* [EXERCISE]
Nothing may be dropped or altered: reproduce all the data.

Figure record listings

+++

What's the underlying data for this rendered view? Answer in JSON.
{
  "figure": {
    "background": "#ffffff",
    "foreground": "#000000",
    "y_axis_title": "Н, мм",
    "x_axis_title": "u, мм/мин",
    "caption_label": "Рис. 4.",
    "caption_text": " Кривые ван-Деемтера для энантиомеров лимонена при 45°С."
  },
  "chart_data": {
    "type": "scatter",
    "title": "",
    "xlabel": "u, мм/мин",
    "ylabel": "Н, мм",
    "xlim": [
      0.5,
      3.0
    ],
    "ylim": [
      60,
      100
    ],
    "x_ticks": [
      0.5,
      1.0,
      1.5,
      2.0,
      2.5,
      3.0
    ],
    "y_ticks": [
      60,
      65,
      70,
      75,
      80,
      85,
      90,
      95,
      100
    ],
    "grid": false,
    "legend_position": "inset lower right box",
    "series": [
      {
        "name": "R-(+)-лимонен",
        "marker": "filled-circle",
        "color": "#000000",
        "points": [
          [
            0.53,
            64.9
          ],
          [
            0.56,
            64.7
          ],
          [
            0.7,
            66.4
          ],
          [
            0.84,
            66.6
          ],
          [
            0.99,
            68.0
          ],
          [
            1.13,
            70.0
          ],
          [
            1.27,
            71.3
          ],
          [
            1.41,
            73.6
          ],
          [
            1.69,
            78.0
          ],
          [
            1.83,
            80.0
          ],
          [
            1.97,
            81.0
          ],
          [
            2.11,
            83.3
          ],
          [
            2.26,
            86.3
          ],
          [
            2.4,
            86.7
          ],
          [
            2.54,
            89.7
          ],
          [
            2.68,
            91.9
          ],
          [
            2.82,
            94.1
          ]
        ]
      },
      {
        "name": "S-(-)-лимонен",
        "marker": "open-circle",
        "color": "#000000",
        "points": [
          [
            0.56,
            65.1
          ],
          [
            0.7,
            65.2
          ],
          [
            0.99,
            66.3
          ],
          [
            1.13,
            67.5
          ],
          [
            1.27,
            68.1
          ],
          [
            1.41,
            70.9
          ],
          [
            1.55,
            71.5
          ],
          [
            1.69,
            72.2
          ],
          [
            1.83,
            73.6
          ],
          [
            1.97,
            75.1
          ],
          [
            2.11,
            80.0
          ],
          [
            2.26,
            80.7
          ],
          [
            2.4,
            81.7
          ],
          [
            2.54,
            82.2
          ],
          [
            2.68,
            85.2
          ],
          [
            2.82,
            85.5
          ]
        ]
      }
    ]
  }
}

+++

* [REPLY TO THE TASK]
What's the underlying data for this rendered view? Answer in JSON.
{
  "figure": {
    "background": "#ffffff",
    "foreground": "#000000",
    "y_axis_title": "Н, мм",
    "x_axis_title": "u, мм/мин",
    "caption_label": "Рис. 4.",
    "caption_text": " Кривые ван-Деемтера для энантиомеров лимонена при 45°С."
  },
  "chart_data": {
    "type": "scatter",
    "title": "",
    "xlabel": "u, мм/мин",
    "ylabel": "Н, мм",
    "xlim": [
      0.5,
      3.0
    ],
    "ylim": [
      60,
      100
    ],
    "x_ticks": [
      0.5,
      1.0,
      1.5,
      2.0,
      2.5,
      3.0
    ],
    "y_ticks": [
      60,
      65,
      70,
      75,
      80,
      85,
      90,
      95,
      100
    ],
    "grid": false,
    "legend_position": "inset lower right box",
    "series": [
      {
        "name": "R-(+)-лимонен",
        "marker": "filled-circle",
        "color": "#000000",
        "points": [
          [
            0.53,
            64.9
          ],
          [
            0.56,
            64.7
          ],
          [
            0.7,
            66.4
          ],
          [
            0.84,
            66.6
          ],
          [
            0.99,
            68.0
          ],
          [
            1.13,
            70.0
          ],
          [
            1.27,
            71.3
          ],
          [
            1.41,
            73.6
          ],
          [
            1.69,
            78.0
          ],
          [
            1.83,
            80.0
          ],
          [
            1.97,
            81.0
          ],
          [
            2.11,
            83.3
          ],
          [
            2.26,
            86.3
          ],
          [
            2.4,
            86.7
          ],
          [
            2.54,
            89.7
          ],
          [
            2.68,
            91.9
          ],
          [
            2.82,
            94.1
          ]
        ]
      },
      {
        "name": "S-(-)-лимонен",
        "marker": "open-circle",
        "color": "#000000",
        "points": [
          [
            0.56,
            65.1
          ],
          [
            0.7,
            65.2
          ],
          [
            0.99,
            66.3
          ],
          [
            1.13,
            67.5
          ],
          [
            1.27,
            68.1
          ],
          [
            1.41,
            70.9
          ],
          [
            1.55,
            71.5
          ],
          [
            1.69,
            72.2
          ],
          [
            1.83,
            73.6
          ],
          [
            1.97,
            75.1
          ],
          [
            2.11,
            80.0
          ],
          [
            2.26,
            80.7
          ],
          [
            2.4,
            81.7
          ],
          [
            2.54,
            82.2
          ],
          [
            2.68,
            85.2
          ],
          [
            2.82,
            85.5
          ]
        ]
      }
    ]
  }
}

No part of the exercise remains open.